↓

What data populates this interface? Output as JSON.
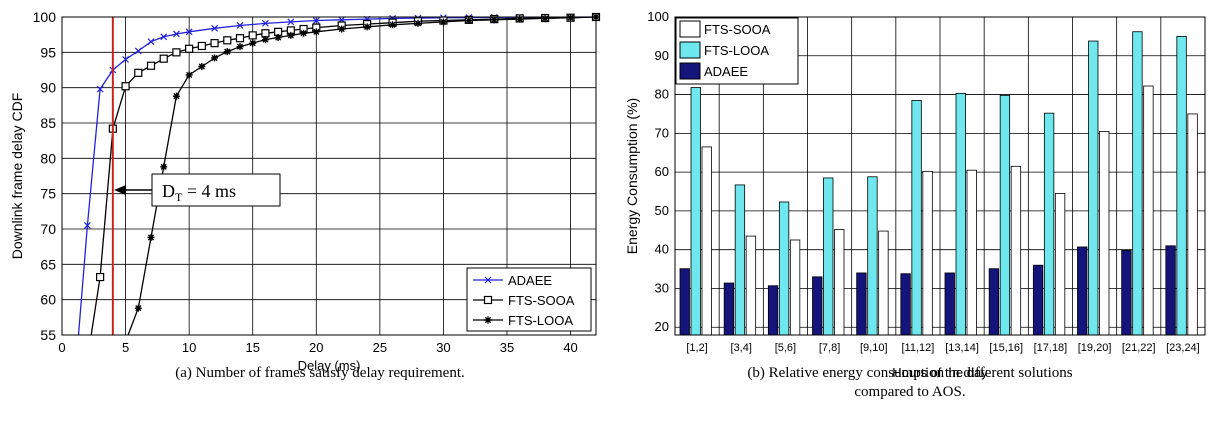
{
  "chart_data": [
    {
      "type": "line",
      "title": "",
      "xlabel": "Delay (ms)",
      "ylabel": "Downlink frame delay CDF",
      "xlim": [
        0,
        42
      ],
      "ylim": [
        55,
        100
      ],
      "xticks": [
        0,
        5,
        10,
        15,
        20,
        25,
        30,
        35,
        40
      ],
      "yticks": [
        55,
        60,
        65,
        70,
        75,
        80,
        85,
        90,
        95,
        100
      ],
      "grid": true,
      "legend_position": "bottom-right",
      "series": [
        {
          "name": "ADAEE",
          "color": "#2222dd",
          "marker": "x",
          "x": [
            1.3,
            2,
            3,
            4,
            5,
            6,
            7,
            8,
            9,
            10,
            12,
            14,
            16,
            18,
            20,
            22,
            24,
            26,
            28,
            30,
            32,
            34,
            36,
            38,
            40,
            42
          ],
          "y": [
            55,
            70.5,
            89.8,
            92.5,
            94,
            95.2,
            96.5,
            97.2,
            97.6,
            97.9,
            98.4,
            98.8,
            99.1,
            99.3,
            99.5,
            99.6,
            99.7,
            99.8,
            99.85,
            99.9,
            99.92,
            99.95,
            99.97,
            99.98,
            99.99,
            100
          ]
        },
        {
          "name": "FTS-SOOA",
          "color": "#000000",
          "marker": "square",
          "x": [
            2.3,
            3,
            4,
            5,
            6,
            7,
            8,
            9,
            10,
            11,
            12,
            13,
            14,
            15,
            16,
            17,
            18,
            19,
            20,
            22,
            24,
            26,
            28,
            30,
            32,
            34,
            36,
            38,
            40,
            42
          ],
          "y": [
            55,
            63.2,
            84.2,
            90.2,
            92.1,
            93.1,
            94.1,
            95,
            95.5,
            95.9,
            96.3,
            96.7,
            97,
            97.4,
            97.7,
            97.9,
            98.1,
            98.3,
            98.5,
            98.8,
            99,
            99.2,
            99.4,
            99.5,
            99.6,
            99.7,
            99.8,
            99.85,
            99.9,
            100
          ]
        },
        {
          "name": "FTS-LOOA",
          "color": "#000000",
          "marker": "star",
          "x": [
            5.2,
            6,
            7,
            8,
            9,
            10,
            11,
            12,
            13,
            14,
            15,
            16,
            17,
            18,
            19,
            20,
            22,
            24,
            26,
            28,
            30,
            32,
            34,
            36,
            38,
            40,
            42
          ],
          "y": [
            55,
            58.8,
            68.8,
            78.8,
            88.8,
            91.8,
            93,
            94.2,
            95.1,
            95.8,
            96.3,
            96.8,
            97.1,
            97.4,
            97.7,
            97.9,
            98.3,
            98.6,
            98.9,
            99.1,
            99.3,
            99.5,
            99.6,
            99.7,
            99.8,
            99.9,
            100
          ]
        }
      ],
      "annotations": [
        {
          "text": "D",
          "subscript": "T",
          "suffix": " = 4 ms",
          "x": 4,
          "color": "#cc2222"
        }
      ],
      "caption": "(a) Number of frames satisfy delay requirement."
    },
    {
      "type": "bar",
      "title": "",
      "xlabel": "Hours of the day",
      "ylabel": "Energy Consumption (%)",
      "ylim": [
        18,
        100
      ],
      "yticks": [
        20,
        30,
        40,
        50,
        60,
        70,
        80,
        90,
        100
      ],
      "grid": true,
      "legend_position": "top-left",
      "categories": [
        "[1,2]",
        "[3,4]",
        "[5,6]",
        "[7,8]",
        "[9,10]",
        "[11,12]",
        "[13,14]",
        "[15,16]",
        "[17,18]",
        "[19,20]",
        "[21,22]",
        "[23,24]"
      ],
      "series": [
        {
          "name": "FTS-SOOA",
          "color": "#ffffff",
          "values": [
            66.5,
            43.5,
            42.5,
            45.2,
            44.8,
            60.2,
            60.5,
            61.5,
            54.5,
            70.5,
            82.2,
            75
          ]
        },
        {
          "name": "FTS-LOOA",
          "color": "#6ee8ee",
          "values": [
            81.8,
            56.7,
            52.3,
            58.5,
            58.8,
            78.5,
            80.3,
            79.8,
            75.2,
            93.8,
            96.2,
            95
          ]
        },
        {
          "name": "ADAEE",
          "color": "#14147a",
          "values": [
            35.1,
            31.4,
            30.7,
            33,
            34,
            33.8,
            34,
            35.1,
            36,
            40.7,
            39.8,
            41
          ]
        }
      ],
      "draw_order": [
        "ADAEE",
        "FTS-LOOA",
        "FTS-SOOA"
      ],
      "caption_lines": [
        "(b)  Relative energy consumption in different solutions",
        "compared to AOS."
      ]
    }
  ]
}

↑

◆ What the task asks ◆
Copy out all the data without changing anything, and drop the pictures.

◆ Result of this exercise ◆
What data populates this interface? Output as JSON.
{
  "chart_data": [
    {
      "type": "line",
      "title": "",
      "xlabel": "Delay (ms)",
      "ylabel": "Downlink frame delay CDF",
      "xlim": [
        0,
        42
      ],
      "ylim": [
        55,
        100
      ],
      "xticks": [
        0,
        5,
        10,
        15,
        20,
        25,
        30,
        35,
        40
      ],
      "yticks": [
        55,
        60,
        65,
        70,
        75,
        80,
        85,
        90,
        95,
        100
      ],
      "grid": true,
      "legend_position": "bottom-right",
      "series": [
        {
          "name": "ADAEE",
          "color": "#2222dd",
          "marker": "x",
          "x": [
            1.3,
            2,
            3,
            4,
            5,
            6,
            7,
            8,
            9,
            10,
            12,
            14,
            16,
            18,
            20,
            22,
            24,
            26,
            28,
            30,
            32,
            34,
            36,
            38,
            40,
            42
          ],
          "y": [
            55,
            70.5,
            89.8,
            92.5,
            94,
            95.2,
            96.5,
            97.2,
            97.6,
            97.9,
            98.4,
            98.8,
            99.1,
            99.3,
            99.5,
            99.6,
            99.7,
            99.8,
            99.85,
            99.9,
            99.92,
            99.95,
            99.97,
            99.98,
            99.99,
            100
          ]
        },
        {
          "name": "FTS-SOOA",
          "color": "#000000",
          "marker": "square",
          "x": [
            2.3,
            3,
            4,
            5,
            6,
            7,
            8,
            9,
            10,
            11,
            12,
            13,
            14,
            15,
            16,
            17,
            18,
            19,
            20,
            22,
            24,
            26,
            28,
            30,
            32,
            34,
            36,
            38,
            40,
            42
          ],
          "y": [
            55,
            63.2,
            84.2,
            90.2,
            92.1,
            93.1,
            94.1,
            95,
            95.5,
            95.9,
            96.3,
            96.7,
            97,
            97.4,
            97.7,
            97.9,
            98.1,
            98.3,
            98.5,
            98.8,
            99,
            99.2,
            99.4,
            99.5,
            99.6,
            99.7,
            99.8,
            99.85,
            99.9,
            100
          ]
        },
        {
          "name": "FTS-LOOA",
          "color": "#000000",
          "marker": "star",
          "x": [
            5.2,
            6,
            7,
            8,
            9,
            10,
            11,
            12,
            13,
            14,
            15,
            16,
            17,
            18,
            19,
            20,
            22,
            24,
            26,
            28,
            30,
            32,
            34,
            36,
            38,
            40,
            42
          ],
          "y": [
            55,
            58.8,
            68.8,
            78.8,
            88.8,
            91.8,
            93,
            94.2,
            95.1,
            95.8,
            96.3,
            96.8,
            97.1,
            97.4,
            97.7,
            97.9,
            98.3,
            98.6,
            98.9,
            99.1,
            99.3,
            99.5,
            99.6,
            99.7,
            99.8,
            99.9,
            100
          ]
        }
      ],
      "annotations": [
        {
          "text": "D",
          "subscript": "T",
          "suffix": " = 4 ms",
          "x": 4,
          "color": "#cc2222"
        }
      ],
      "caption": "(a) Number of frames satisfy delay requirement."
    },
    {
      "type": "bar",
      "title": "",
      "xlabel": "Hours of the day",
      "ylabel": "Energy Consumption (%)",
      "ylim": [
        18,
        100
      ],
      "yticks": [
        20,
        30,
        40,
        50,
        60,
        70,
        80,
        90,
        100
      ],
      "grid": true,
      "legend_position": "top-left",
      "categories": [
        "[1,2]",
        "[3,4]",
        "[5,6]",
        "[7,8]",
        "[9,10]",
        "[11,12]",
        "[13,14]",
        "[15,16]",
        "[17,18]",
        "[19,20]",
        "[21,22]",
        "[23,24]"
      ],
      "series": [
        {
          "name": "FTS-SOOA",
          "color": "#ffffff",
          "values": [
            66.5,
            43.5,
            42.5,
            45.2,
            44.8,
            60.2,
            60.5,
            61.5,
            54.5,
            70.5,
            82.2,
            75
          ]
        },
        {
          "name": "FTS-LOOA",
          "color": "#6ee8ee",
          "values": [
            81.8,
            56.7,
            52.3,
            58.5,
            58.8,
            78.5,
            80.3,
            79.8,
            75.2,
            93.8,
            96.2,
            95
          ]
        },
        {
          "name": "ADAEE",
          "color": "#14147a",
          "values": [
            35.1,
            31.4,
            30.7,
            33,
            34,
            33.8,
            34,
            35.1,
            36,
            40.7,
            39.8,
            41
          ]
        }
      ],
      "draw_order": [
        "ADAEE",
        "FTS-LOOA",
        "FTS-SOOA"
      ],
      "caption_lines": [
        "(b)  Relative energy consumption in different solutions",
        "compared to AOS."
      ]
    }
  ]
}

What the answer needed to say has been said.